* **Data for the task**:
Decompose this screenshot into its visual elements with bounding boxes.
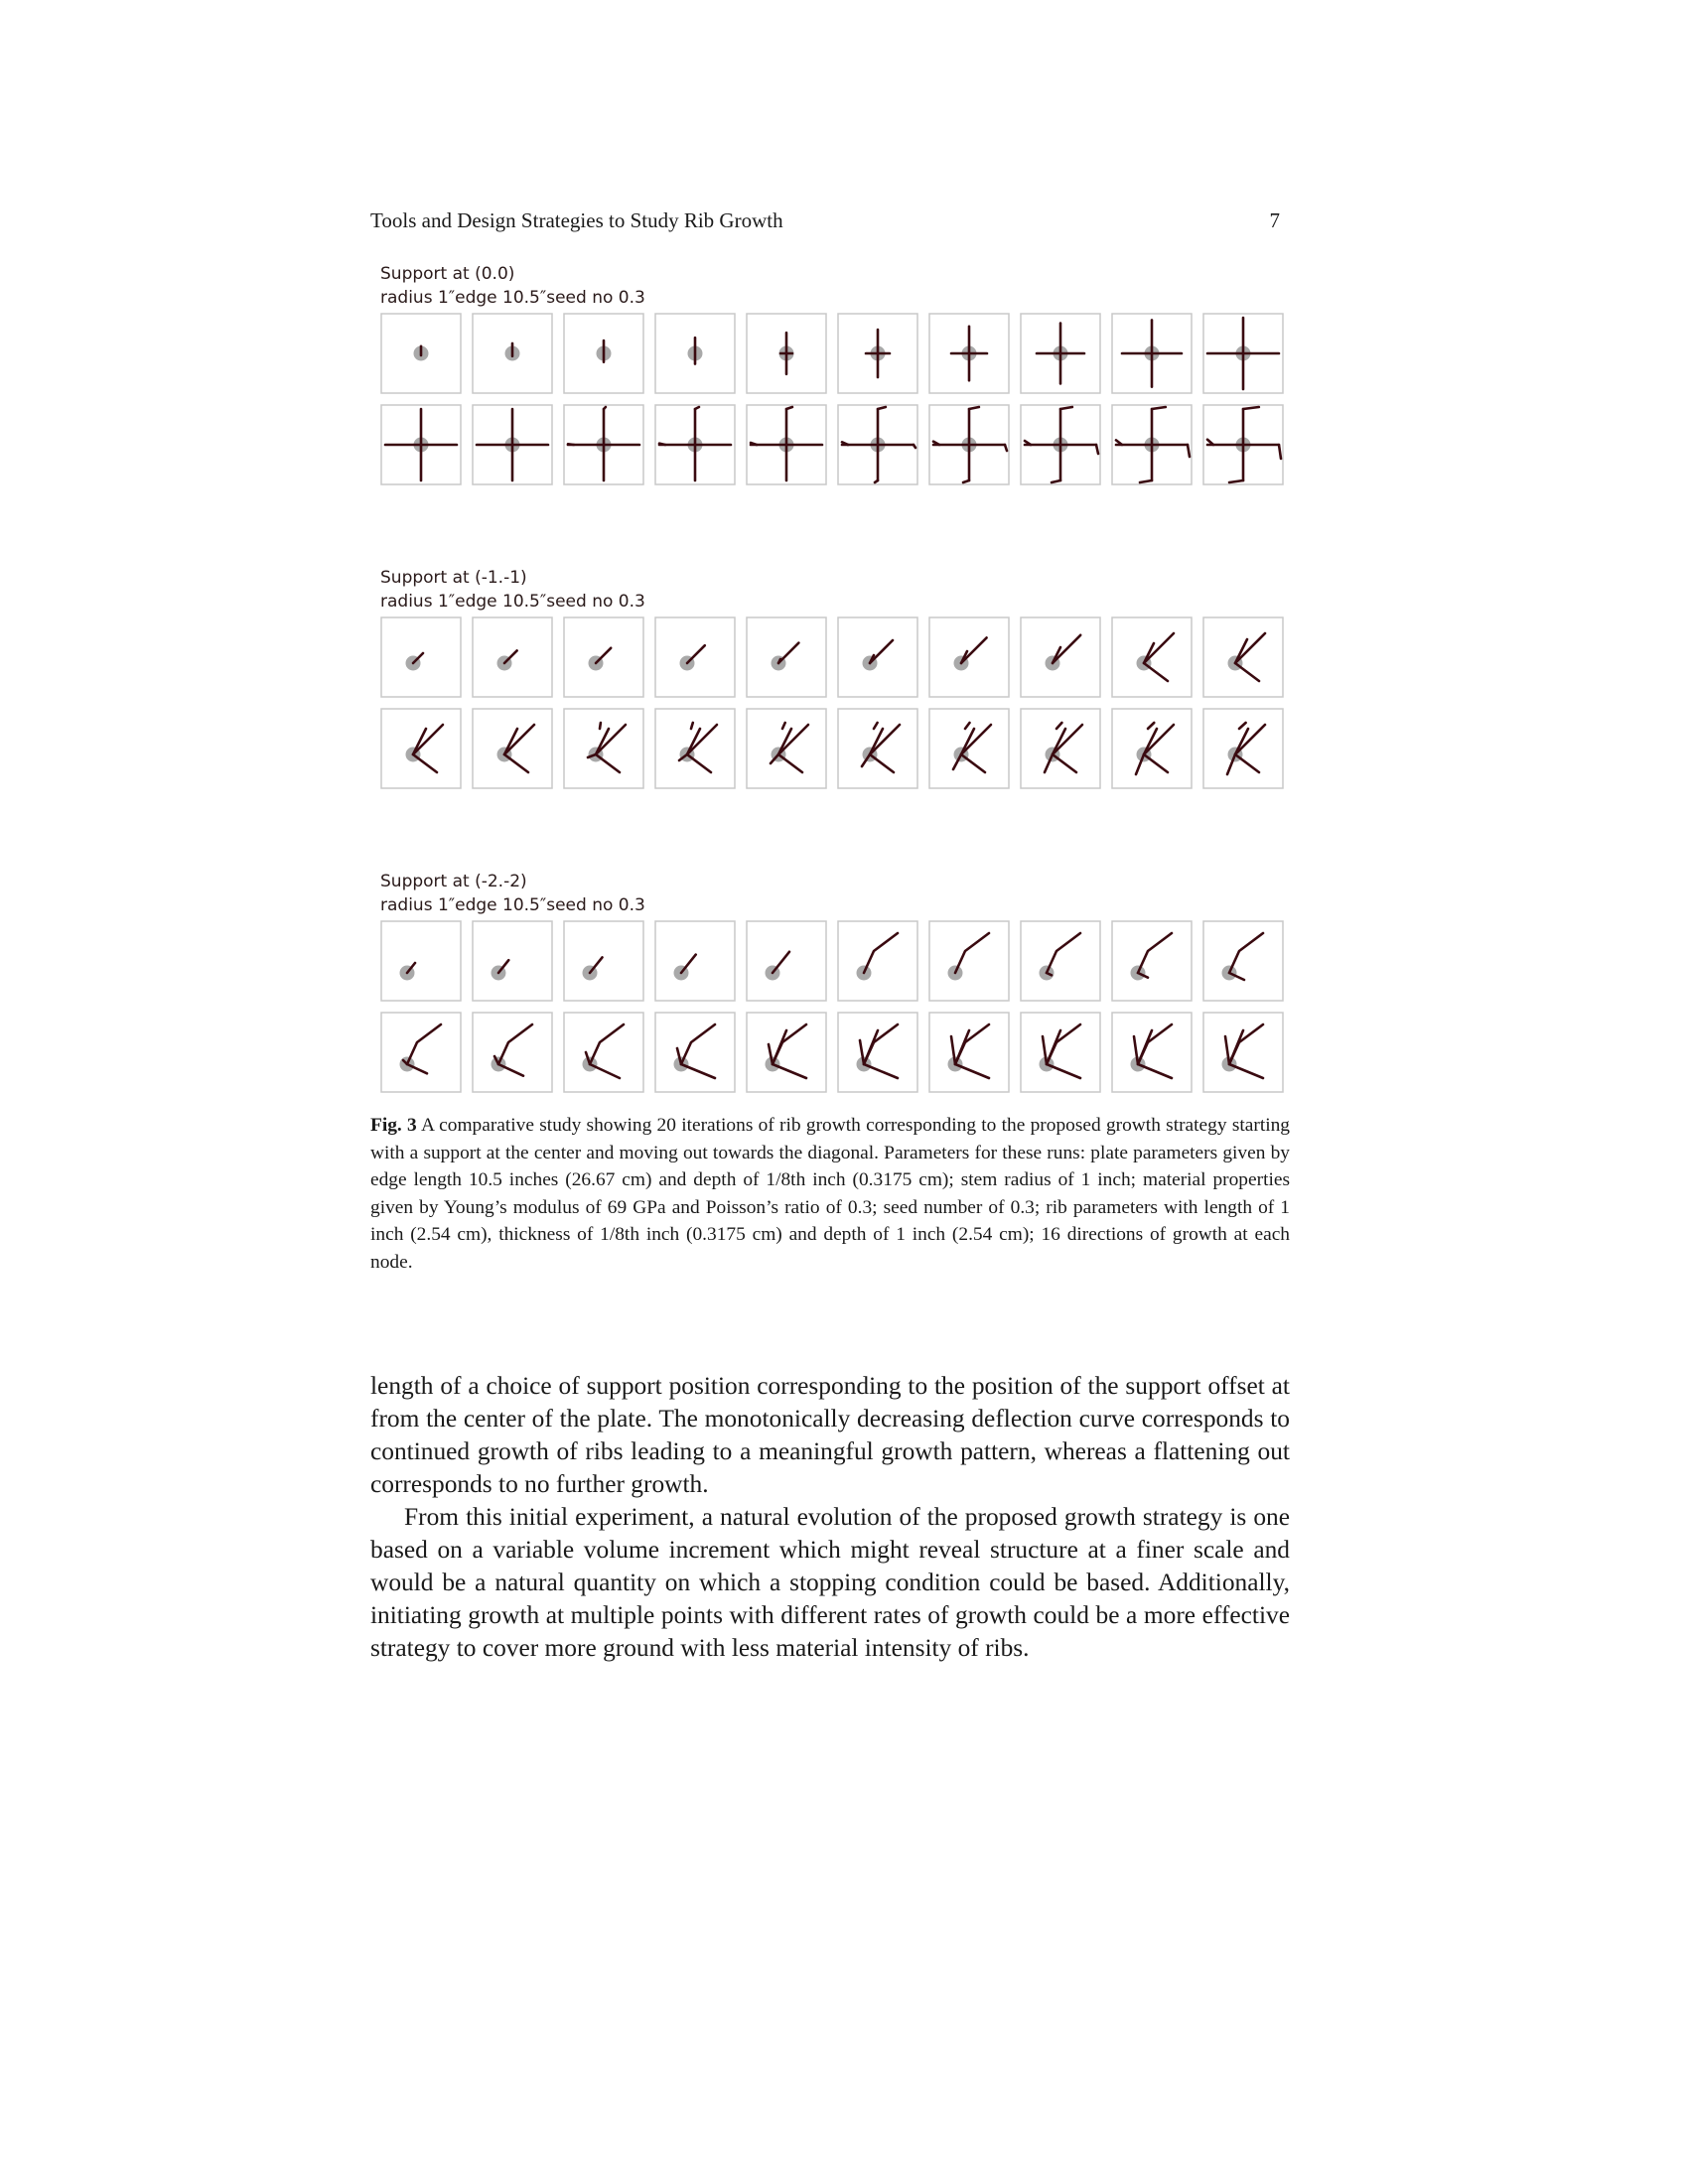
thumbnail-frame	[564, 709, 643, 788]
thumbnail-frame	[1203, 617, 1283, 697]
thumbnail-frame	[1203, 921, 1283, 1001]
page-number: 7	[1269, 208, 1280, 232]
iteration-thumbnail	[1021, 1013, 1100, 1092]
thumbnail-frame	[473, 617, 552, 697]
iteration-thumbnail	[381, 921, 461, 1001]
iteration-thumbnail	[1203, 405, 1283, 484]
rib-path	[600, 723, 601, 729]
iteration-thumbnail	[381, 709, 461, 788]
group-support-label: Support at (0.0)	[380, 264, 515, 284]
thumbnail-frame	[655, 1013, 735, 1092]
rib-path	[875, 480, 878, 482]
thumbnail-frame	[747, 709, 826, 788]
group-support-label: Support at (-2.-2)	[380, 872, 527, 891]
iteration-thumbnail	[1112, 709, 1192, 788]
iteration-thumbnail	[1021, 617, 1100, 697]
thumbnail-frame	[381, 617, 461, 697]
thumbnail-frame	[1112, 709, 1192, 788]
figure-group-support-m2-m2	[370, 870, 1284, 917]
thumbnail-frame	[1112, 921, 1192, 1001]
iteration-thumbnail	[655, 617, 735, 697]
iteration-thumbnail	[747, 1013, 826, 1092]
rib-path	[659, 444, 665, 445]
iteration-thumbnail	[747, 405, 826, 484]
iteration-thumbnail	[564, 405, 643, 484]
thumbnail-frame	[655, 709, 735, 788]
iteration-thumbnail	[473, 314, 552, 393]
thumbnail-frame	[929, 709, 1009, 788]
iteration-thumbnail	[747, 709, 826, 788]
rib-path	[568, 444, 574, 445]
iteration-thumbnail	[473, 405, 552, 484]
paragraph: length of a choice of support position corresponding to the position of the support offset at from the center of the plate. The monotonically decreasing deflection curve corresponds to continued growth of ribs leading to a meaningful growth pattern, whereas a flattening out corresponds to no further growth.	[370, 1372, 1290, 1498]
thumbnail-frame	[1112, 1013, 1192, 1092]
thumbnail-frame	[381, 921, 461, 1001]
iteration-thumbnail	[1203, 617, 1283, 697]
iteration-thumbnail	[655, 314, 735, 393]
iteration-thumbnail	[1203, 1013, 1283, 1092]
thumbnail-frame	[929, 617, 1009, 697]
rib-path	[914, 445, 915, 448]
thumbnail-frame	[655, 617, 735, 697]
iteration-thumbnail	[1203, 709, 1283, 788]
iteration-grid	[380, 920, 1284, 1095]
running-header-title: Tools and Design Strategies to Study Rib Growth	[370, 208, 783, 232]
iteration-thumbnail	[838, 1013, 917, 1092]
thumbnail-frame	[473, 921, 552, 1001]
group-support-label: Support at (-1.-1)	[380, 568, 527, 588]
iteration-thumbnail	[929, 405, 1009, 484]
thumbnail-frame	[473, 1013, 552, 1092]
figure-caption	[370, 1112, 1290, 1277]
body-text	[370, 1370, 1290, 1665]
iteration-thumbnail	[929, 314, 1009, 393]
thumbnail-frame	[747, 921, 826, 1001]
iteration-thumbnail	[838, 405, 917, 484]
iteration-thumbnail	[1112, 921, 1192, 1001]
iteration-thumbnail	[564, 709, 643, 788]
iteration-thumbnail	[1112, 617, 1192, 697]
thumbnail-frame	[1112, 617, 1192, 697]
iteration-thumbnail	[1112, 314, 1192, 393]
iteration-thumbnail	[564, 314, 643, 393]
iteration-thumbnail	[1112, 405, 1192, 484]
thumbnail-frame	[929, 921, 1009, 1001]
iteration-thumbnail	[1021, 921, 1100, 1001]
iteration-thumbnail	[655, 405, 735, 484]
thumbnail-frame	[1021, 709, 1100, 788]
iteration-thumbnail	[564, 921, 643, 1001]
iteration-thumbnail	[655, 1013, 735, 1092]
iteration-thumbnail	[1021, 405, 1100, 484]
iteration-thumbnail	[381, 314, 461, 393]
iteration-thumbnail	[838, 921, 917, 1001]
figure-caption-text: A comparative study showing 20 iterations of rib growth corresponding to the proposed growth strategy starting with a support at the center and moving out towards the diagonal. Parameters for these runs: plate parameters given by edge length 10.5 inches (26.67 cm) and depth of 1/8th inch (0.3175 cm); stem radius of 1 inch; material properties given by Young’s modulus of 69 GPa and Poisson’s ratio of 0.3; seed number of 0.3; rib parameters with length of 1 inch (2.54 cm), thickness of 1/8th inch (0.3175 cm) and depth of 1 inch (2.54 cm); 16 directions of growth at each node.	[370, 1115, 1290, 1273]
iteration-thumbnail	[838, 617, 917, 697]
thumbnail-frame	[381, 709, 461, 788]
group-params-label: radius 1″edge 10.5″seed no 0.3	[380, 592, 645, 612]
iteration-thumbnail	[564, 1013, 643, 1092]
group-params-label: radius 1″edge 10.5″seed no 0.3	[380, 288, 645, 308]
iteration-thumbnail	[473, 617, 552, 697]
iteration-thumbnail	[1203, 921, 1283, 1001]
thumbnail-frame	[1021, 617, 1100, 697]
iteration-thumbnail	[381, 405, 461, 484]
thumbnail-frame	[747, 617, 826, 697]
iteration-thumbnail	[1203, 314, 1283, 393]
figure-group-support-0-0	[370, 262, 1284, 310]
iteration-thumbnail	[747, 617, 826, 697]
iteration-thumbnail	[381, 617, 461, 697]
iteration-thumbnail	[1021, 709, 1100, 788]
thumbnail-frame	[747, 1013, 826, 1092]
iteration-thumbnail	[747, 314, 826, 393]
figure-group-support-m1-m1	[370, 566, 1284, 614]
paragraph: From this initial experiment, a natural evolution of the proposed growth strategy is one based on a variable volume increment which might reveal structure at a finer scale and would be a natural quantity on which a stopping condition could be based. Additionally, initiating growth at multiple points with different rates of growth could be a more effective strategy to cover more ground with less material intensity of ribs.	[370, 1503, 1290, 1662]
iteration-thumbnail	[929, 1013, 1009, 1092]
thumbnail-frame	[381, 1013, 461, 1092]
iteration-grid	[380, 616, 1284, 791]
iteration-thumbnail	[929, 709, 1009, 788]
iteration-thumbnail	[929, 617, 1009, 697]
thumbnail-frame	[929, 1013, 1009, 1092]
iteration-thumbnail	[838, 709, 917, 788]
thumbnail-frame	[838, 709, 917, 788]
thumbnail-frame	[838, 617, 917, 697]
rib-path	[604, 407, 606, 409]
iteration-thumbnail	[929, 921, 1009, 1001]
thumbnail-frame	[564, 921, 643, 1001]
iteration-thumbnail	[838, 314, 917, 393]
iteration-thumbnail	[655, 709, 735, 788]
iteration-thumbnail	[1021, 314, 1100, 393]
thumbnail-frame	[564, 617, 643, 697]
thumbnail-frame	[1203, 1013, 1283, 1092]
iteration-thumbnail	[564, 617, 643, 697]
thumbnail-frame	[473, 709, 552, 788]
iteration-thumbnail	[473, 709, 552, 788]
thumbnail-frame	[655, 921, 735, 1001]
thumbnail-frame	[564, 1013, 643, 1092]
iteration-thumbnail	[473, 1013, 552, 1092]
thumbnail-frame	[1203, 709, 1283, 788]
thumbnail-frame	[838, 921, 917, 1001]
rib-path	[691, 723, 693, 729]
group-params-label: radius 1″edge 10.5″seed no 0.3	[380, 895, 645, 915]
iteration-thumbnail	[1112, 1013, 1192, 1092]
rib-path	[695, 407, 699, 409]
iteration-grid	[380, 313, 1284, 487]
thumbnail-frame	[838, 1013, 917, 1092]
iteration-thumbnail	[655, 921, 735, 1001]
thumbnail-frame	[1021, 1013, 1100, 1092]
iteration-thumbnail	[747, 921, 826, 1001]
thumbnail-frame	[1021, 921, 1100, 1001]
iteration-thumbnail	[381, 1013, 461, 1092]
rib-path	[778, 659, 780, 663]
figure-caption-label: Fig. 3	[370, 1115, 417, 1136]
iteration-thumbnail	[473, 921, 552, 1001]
==
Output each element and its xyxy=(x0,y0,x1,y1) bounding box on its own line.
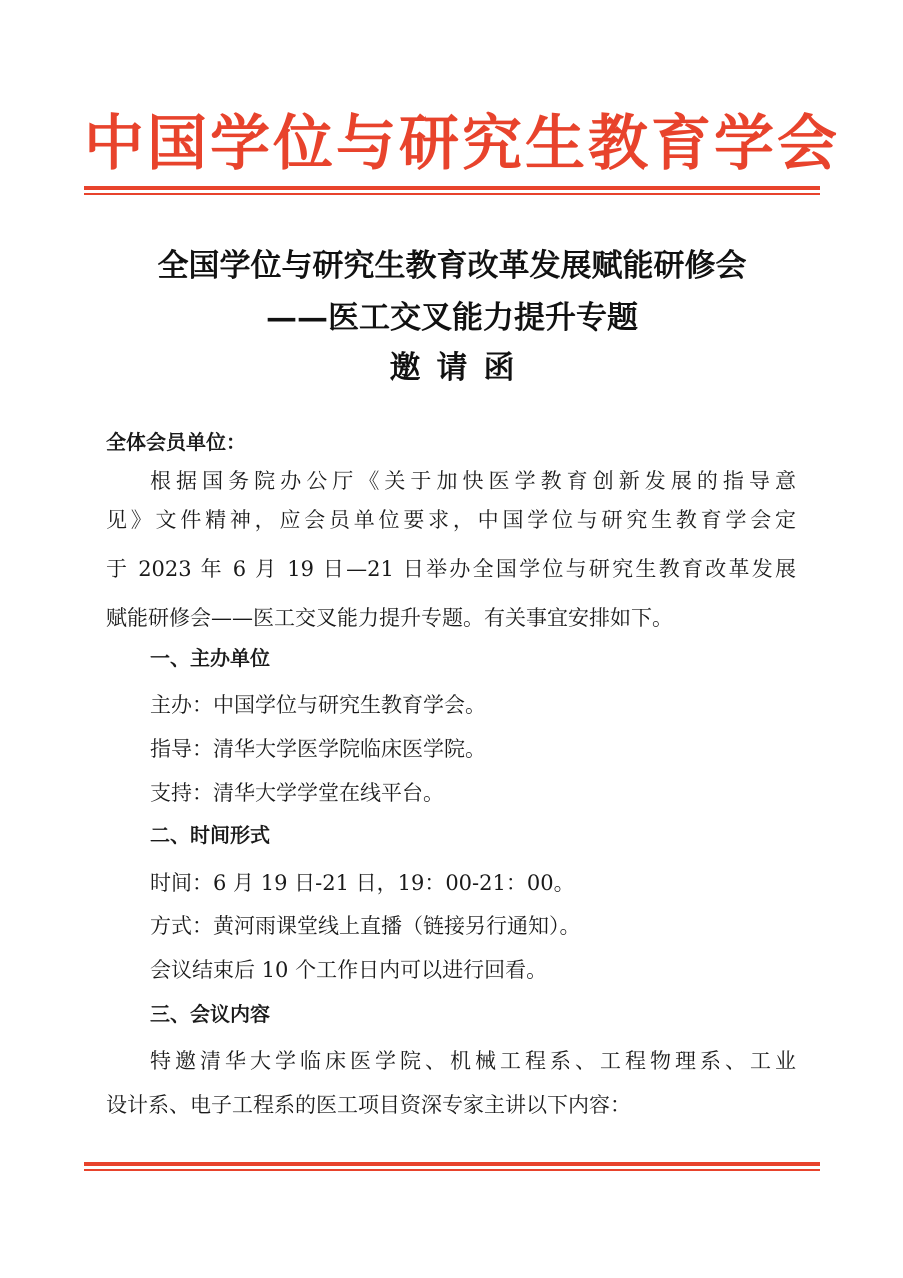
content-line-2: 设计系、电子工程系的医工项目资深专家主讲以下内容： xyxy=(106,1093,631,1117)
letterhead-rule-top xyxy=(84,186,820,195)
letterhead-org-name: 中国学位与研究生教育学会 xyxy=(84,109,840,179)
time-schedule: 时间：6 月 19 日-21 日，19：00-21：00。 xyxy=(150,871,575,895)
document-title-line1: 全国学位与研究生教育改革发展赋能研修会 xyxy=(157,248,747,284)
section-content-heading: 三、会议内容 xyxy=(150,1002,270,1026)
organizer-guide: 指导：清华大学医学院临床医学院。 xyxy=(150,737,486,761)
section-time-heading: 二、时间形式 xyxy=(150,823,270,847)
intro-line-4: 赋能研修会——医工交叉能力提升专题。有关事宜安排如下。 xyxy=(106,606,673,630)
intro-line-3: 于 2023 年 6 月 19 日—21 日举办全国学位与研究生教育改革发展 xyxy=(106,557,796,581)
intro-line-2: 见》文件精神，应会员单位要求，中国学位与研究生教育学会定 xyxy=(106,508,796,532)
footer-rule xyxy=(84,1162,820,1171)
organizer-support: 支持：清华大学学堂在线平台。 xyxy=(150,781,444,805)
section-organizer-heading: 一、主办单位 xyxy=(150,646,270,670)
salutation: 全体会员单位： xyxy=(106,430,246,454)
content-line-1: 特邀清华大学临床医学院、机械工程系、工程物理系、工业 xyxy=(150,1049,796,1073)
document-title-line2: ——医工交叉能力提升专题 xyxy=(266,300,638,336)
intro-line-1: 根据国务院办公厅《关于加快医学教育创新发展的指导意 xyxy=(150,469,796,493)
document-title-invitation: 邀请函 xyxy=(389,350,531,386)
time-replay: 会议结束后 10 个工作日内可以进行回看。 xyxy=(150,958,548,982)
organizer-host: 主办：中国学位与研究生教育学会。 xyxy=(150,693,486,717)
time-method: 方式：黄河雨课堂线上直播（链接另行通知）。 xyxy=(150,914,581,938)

* **What to do**: Gather every line from the items above that contains the string "paragraph", with case counting.

* **Result of this task**:
paragraph: length of a choice of support position corresponding to the position of the support offset at from the center of the plate. The monotonically decreasing deflection curve corresponds to continued growth of ribs leading to a meaningful growth pattern, whereas a flattening out corresponds to no further growth.	[370, 1372, 1290, 1498]
paragraph: From this initial experiment, a natural evolution of the proposed growth strategy is one based on a variable volume increment which might reveal structure at a finer scale and would be a natural quantity on which a stopping condition could be based. Additionally, initiating growth at multiple points with different rates of growth could be a more effective strategy to cover more ground with less material intensity of ribs.	[370, 1503, 1290, 1662]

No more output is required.